TASK: In the entries below, count every line with the word "title". Return only the count.

▽

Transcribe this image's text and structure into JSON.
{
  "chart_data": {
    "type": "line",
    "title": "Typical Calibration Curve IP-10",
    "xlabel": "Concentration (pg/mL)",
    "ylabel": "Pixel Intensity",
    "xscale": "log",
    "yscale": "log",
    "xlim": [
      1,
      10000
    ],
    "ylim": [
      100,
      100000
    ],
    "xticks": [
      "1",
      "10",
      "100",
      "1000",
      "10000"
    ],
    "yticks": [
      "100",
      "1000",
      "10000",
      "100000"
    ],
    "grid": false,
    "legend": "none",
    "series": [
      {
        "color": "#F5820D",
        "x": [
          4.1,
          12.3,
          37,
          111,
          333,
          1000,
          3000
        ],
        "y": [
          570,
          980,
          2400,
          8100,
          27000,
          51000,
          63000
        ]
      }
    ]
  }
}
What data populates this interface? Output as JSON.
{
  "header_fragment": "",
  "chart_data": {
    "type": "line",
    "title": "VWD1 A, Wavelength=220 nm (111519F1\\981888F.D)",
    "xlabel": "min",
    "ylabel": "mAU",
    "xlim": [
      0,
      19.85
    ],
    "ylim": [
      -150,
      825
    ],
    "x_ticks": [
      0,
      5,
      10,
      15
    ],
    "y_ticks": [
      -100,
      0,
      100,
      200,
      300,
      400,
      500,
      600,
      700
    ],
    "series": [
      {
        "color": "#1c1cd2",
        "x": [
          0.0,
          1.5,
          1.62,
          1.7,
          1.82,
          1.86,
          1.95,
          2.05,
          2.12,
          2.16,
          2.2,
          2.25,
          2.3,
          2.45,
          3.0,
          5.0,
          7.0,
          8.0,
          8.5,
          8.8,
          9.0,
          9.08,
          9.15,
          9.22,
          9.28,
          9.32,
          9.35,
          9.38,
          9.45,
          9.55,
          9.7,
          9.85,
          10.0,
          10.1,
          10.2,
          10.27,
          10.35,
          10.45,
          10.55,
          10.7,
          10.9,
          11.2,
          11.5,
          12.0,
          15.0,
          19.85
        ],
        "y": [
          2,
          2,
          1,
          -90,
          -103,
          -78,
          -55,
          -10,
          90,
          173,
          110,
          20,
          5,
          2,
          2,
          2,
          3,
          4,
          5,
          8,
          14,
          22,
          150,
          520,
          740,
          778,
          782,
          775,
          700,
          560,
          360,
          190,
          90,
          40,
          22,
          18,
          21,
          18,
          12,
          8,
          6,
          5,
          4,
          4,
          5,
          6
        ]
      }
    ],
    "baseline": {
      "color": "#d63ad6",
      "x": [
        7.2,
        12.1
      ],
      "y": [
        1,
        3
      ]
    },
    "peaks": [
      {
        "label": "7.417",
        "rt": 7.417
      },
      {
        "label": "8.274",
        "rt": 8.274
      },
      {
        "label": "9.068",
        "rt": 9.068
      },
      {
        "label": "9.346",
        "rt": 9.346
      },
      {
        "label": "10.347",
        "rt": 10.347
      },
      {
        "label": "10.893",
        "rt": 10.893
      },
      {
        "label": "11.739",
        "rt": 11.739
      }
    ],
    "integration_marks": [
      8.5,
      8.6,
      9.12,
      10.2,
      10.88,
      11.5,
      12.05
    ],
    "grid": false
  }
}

△

WRITTEN RESPONSE: 2